Below are records to transcribe exactly, without their pictures.

[Items listed in a dataset]
[START]

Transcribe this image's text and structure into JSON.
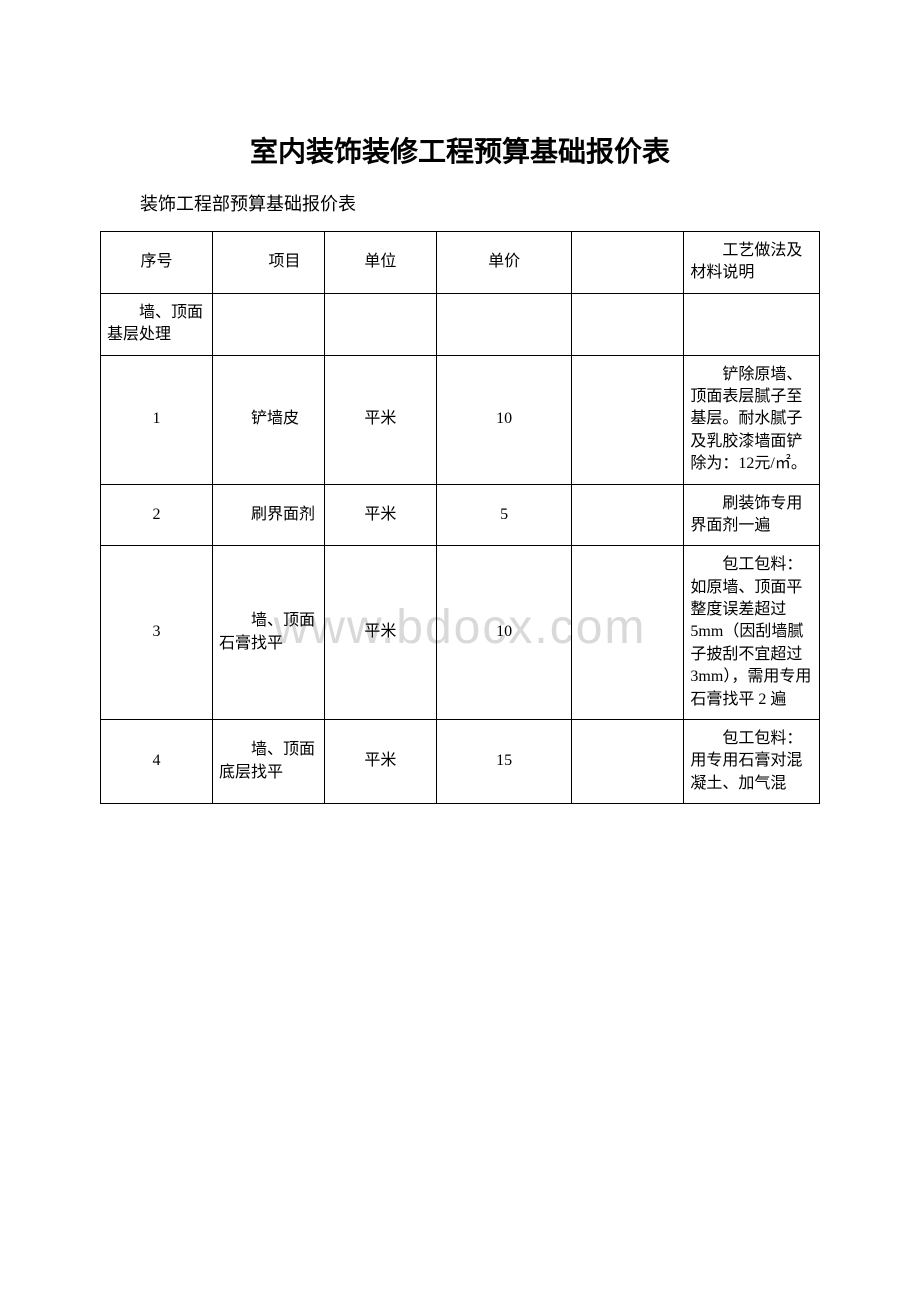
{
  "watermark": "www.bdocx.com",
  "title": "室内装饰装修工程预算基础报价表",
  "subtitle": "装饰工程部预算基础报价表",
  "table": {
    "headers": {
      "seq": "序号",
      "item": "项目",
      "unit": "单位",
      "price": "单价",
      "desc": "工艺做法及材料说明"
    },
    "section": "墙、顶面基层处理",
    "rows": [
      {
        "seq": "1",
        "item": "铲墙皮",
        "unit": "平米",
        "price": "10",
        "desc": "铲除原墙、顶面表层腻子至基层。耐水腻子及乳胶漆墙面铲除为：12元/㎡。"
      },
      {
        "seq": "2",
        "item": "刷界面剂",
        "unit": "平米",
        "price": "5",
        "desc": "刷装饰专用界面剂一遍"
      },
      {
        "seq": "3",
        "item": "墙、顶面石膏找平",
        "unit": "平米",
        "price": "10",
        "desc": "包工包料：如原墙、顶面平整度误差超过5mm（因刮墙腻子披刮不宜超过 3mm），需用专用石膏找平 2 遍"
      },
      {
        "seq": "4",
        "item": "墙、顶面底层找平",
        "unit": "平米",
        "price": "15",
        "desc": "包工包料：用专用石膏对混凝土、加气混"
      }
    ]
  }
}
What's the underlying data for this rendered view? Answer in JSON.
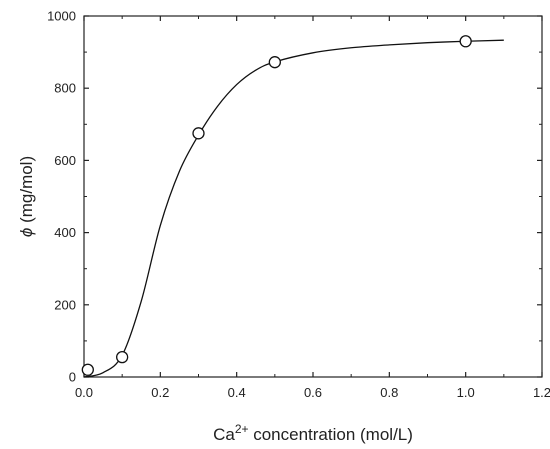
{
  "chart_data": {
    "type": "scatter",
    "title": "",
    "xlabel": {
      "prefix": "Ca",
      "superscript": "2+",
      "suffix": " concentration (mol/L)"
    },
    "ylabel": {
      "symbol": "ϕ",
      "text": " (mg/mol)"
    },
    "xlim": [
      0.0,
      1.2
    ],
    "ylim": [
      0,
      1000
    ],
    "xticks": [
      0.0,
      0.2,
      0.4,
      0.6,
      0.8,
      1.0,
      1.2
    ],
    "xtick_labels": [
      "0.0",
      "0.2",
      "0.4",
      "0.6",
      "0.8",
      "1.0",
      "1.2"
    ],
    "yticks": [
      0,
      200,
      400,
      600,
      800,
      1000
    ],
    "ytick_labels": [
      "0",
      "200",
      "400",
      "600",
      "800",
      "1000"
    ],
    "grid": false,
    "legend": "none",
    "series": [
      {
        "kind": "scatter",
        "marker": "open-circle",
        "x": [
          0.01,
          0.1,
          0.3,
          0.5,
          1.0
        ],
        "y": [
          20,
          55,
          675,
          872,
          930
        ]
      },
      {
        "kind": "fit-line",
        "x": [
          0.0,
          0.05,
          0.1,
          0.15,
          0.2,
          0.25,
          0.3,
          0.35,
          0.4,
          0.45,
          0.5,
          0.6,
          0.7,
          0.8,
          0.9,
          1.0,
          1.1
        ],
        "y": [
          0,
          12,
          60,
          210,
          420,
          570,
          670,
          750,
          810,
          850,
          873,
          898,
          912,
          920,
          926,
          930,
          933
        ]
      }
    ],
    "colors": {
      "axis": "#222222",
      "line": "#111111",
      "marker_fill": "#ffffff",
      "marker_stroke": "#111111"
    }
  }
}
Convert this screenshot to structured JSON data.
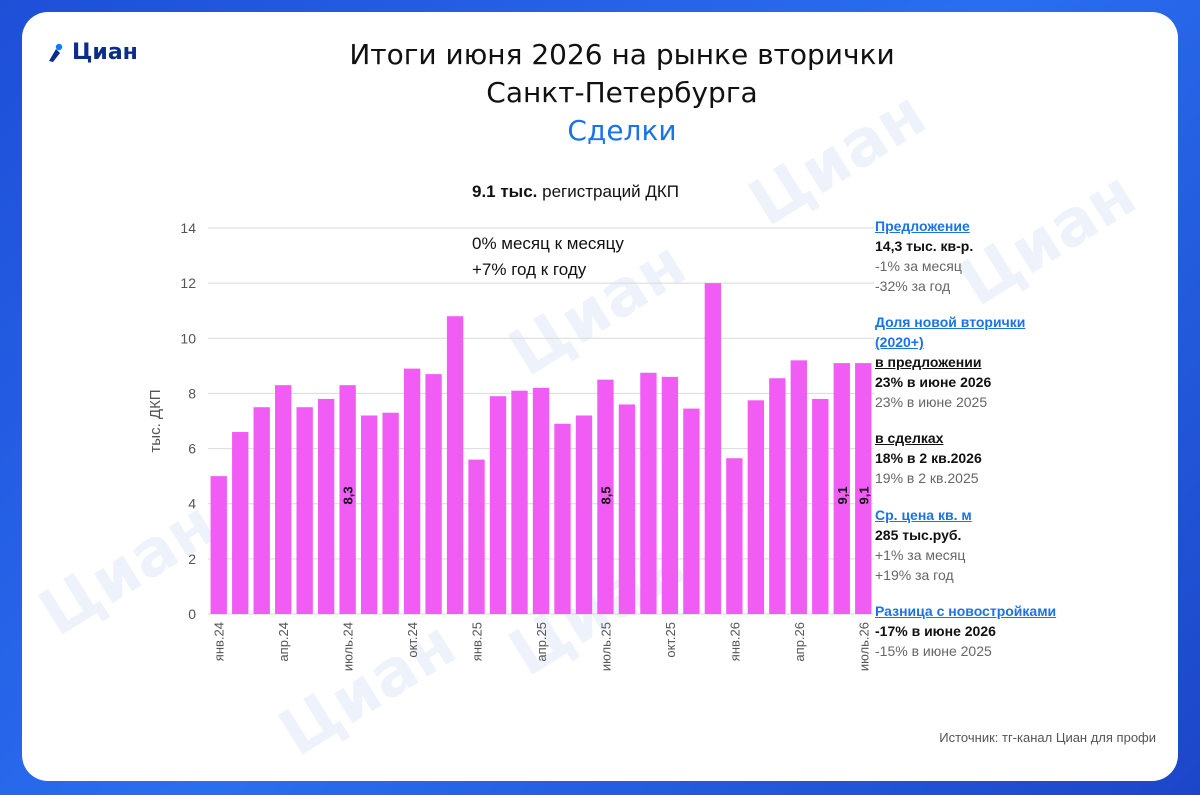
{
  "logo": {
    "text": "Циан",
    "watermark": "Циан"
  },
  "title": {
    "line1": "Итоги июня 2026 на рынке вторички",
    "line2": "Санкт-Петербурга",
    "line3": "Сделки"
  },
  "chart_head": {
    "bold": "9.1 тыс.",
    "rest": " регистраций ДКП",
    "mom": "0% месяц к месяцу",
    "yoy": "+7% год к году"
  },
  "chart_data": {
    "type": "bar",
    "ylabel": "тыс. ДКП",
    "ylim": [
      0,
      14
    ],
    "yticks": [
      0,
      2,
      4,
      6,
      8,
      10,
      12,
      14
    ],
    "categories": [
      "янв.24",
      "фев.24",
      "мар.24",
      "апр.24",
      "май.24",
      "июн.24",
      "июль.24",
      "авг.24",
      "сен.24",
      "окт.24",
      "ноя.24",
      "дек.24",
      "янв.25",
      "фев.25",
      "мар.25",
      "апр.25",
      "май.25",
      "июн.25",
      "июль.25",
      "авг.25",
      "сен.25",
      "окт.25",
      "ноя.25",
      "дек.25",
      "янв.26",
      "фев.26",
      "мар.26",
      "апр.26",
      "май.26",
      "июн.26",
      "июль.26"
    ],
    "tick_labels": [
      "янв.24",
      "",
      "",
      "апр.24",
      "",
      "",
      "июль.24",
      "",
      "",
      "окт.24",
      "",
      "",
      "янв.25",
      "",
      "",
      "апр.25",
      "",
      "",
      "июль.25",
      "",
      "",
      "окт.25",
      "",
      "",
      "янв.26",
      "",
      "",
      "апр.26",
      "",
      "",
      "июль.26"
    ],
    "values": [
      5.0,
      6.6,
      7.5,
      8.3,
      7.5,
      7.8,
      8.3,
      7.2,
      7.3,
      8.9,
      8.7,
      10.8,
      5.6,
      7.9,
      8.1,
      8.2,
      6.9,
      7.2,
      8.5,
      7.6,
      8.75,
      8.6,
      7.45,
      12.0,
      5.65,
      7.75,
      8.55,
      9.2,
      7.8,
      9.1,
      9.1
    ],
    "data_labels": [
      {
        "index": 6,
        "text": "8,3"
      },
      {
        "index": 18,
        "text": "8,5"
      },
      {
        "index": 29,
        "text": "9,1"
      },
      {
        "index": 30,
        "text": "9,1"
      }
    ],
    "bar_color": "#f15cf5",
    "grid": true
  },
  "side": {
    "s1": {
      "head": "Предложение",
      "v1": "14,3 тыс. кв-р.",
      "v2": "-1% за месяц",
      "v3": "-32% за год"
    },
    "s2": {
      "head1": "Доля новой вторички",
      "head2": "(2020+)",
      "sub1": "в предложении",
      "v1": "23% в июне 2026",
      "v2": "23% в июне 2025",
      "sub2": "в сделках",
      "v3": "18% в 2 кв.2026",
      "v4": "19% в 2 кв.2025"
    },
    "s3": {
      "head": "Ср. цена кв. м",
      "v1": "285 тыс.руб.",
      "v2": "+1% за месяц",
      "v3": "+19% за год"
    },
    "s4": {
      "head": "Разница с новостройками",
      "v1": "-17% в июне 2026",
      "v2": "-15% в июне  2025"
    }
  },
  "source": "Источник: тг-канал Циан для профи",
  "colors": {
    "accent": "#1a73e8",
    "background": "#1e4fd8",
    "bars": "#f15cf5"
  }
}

[END]

▸ **Finished task**
Transcribe this image's text and structure into JSON.
{
  "watermark": "www.bdocx.com",
  "title": "室内装饰装修工程预算基础报价表",
  "subtitle": "装饰工程部预算基础报价表",
  "table": {
    "headers": {
      "seq": "序号",
      "item": "项目",
      "unit": "单位",
      "price": "单价",
      "desc": "工艺做法及材料说明"
    },
    "section": "墙、顶面基层处理",
    "rows": [
      {
        "seq": "1",
        "item": "铲墙皮",
        "unit": "平米",
        "price": "10",
        "desc": "铲除原墙、顶面表层腻子至基层。耐水腻子及乳胶漆墙面铲除为：12元/㎡。"
      },
      {
        "seq": "2",
        "item": "刷界面剂",
        "unit": "平米",
        "price": "5",
        "desc": "刷装饰专用界面剂一遍"
      },
      {
        "seq": "3",
        "item": "墙、顶面石膏找平",
        "unit": "平米",
        "price": "10",
        "desc": "包工包料：如原墙、顶面平整度误差超过5mm（因刮墙腻子披刮不宜超过 3mm），需用专用石膏找平 2 遍"
      },
      {
        "seq": "4",
        "item": "墙、顶面底层找平",
        "unit": "平米",
        "price": "15",
        "desc": "包工包料：用专用石膏对混凝土、加气混"
      }
    ]
  }
}
What's the underlying data for this rendered view? Answer in JSON.
{
  "chart_data": {
    "type": "scatter",
    "title": "",
    "xlabel": {
      "prefix": "Ca",
      "superscript": "2+",
      "suffix": " concentration (mol/L)"
    },
    "ylabel": {
      "symbol": "ϕ",
      "text": " (mg/mol)"
    },
    "xlim": [
      0.0,
      1.2
    ],
    "ylim": [
      0,
      1000
    ],
    "xticks": [
      0.0,
      0.2,
      0.4,
      0.6,
      0.8,
      1.0,
      1.2
    ],
    "xtick_labels": [
      "0.0",
      "0.2",
      "0.4",
      "0.6",
      "0.8",
      "1.0",
      "1.2"
    ],
    "yticks": [
      0,
      200,
      400,
      600,
      800,
      1000
    ],
    "ytick_labels": [
      "0",
      "200",
      "400",
      "600",
      "800",
      "1000"
    ],
    "grid": false,
    "legend": "none",
    "series": [
      {
        "kind": "scatter",
        "marker": "open-circle",
        "x": [
          0.01,
          0.1,
          0.3,
          0.5,
          1.0
        ],
        "y": [
          20,
          55,
          675,
          872,
          930
        ]
      },
      {
        "kind": "fit-line",
        "x": [
          0.0,
          0.05,
          0.1,
          0.15,
          0.2,
          0.25,
          0.3,
          0.35,
          0.4,
          0.45,
          0.5,
          0.6,
          0.7,
          0.8,
          0.9,
          1.0,
          1.1
        ],
        "y": [
          0,
          12,
          60,
          210,
          420,
          570,
          670,
          750,
          810,
          850,
          873,
          898,
          912,
          920,
          926,
          930,
          933
        ]
      }
    ],
    "colors": {
      "axis": "#222222",
      "line": "#111111",
      "marker_fill": "#ffffff",
      "marker_stroke": "#111111"
    }
  }
}
Convert this screenshot to structured JSON data.
{
  "logo": {
    "text": "Циан",
    "watermark": "Циан"
  },
  "title": {
    "line1": "Итоги июня 2026 на рынке вторички",
    "line2": "Санкт-Петербурга",
    "line3": "Сделки"
  },
  "chart_head": {
    "bold": "9.1 тыс.",
    "rest": " регистраций ДКП",
    "mom": "0% месяц к месяцу",
    "yoy": "+7% год к году"
  },
  "chart_data": {
    "type": "bar",
    "ylabel": "тыс. ДКП",
    "ylim": [
      0,
      14
    ],
    "yticks": [
      0,
      2,
      4,
      6,
      8,
      10,
      12,
      14
    ],
    "categories": [
      "янв.24",
      "фев.24",
      "мар.24",
      "апр.24",
      "май.24",
      "июн.24",
      "июль.24",
      "авг.24",
      "сен.24",
      "окт.24",
      "ноя.24",
      "дек.24",
      "янв.25",
      "фев.25",
      "мар.25",
      "апр.25",
      "май.25",
      "июн.25",
      "июль.25",
      "авг.25",
      "сен.25",
      "окт.25",
      "ноя.25",
      "дек.25",
      "янв.26",
      "фев.26",
      "мар.26",
      "апр.26",
      "май.26",
      "июн.26",
      "июль.26"
    ],
    "tick_labels": [
      "янв.24",
      "",
      "",
      "апр.24",
      "",
      "",
      "июль.24",
      "",
      "",
      "окт.24",
      "",
      "",
      "янв.25",
      "",
      "",
      "апр.25",
      "",
      "",
      "июль.25",
      "",
      "",
      "окт.25",
      "",
      "",
      "янв.26",
      "",
      "",
      "апр.26",
      "",
      "",
      "июль.26"
    ],
    "values": [
      5.0,
      6.6,
      7.5,
      8.3,
      7.5,
      7.8,
      8.3,
      7.2,
      7.3,
      8.9,
      8.7,
      10.8,
      5.6,
      7.9,
      8.1,
      8.2,
      6.9,
      7.2,
      8.5,
      7.6,
      8.75,
      8.6,
      7.45,
      12.0,
      5.65,
      7.75,
      8.55,
      9.2,
      7.8,
      9.1,
      9.1
    ],
    "data_labels": [
      {
        "index": 6,
        "text": "8,3"
      },
      {
        "index": 18,
        "text": "8,5"
      },
      {
        "index": 29,
        "text": "9,1"
      },
      {
        "index": 30,
        "text": "9,1"
      }
    ],
    "bar_color": "#f15cf5",
    "grid": true
  },
  "side": {
    "s1": {
      "head": "Предложение",
      "v1": "14,3 тыс. кв-р.",
      "v2": "-1% за месяц",
      "v3": "-32% за год"
    },
    "s2": {
      "head1": "Доля новой вторички",
      "head2": "(2020+)",
      "sub1": "в предложении",
      "v1": "23% в июне 2026",
      "v2": "23% в июне 2025",
      "sub2": "в сделках",
      "v3": "18% в 2 кв.2026",
      "v4": "19% в 2 кв.2025"
    },
    "s3": {
      "head": "Ср. цена кв. м",
      "v1": "285 тыс.руб.",
      "v2": "+1% за месяц",
      "v3": "+19% за год"
    },
    "s4": {
      "head": "Разница с новостройками",
      "v1": "-17% в июне 2026",
      "v2": "-15% в июне  2025"
    }
  },
  "source": "Источник: тг-канал Циан для профи",
  "colors": {
    "accent": "#1a73e8",
    "background": "#1e4fd8",
    "bars": "#f15cf5"
  }
}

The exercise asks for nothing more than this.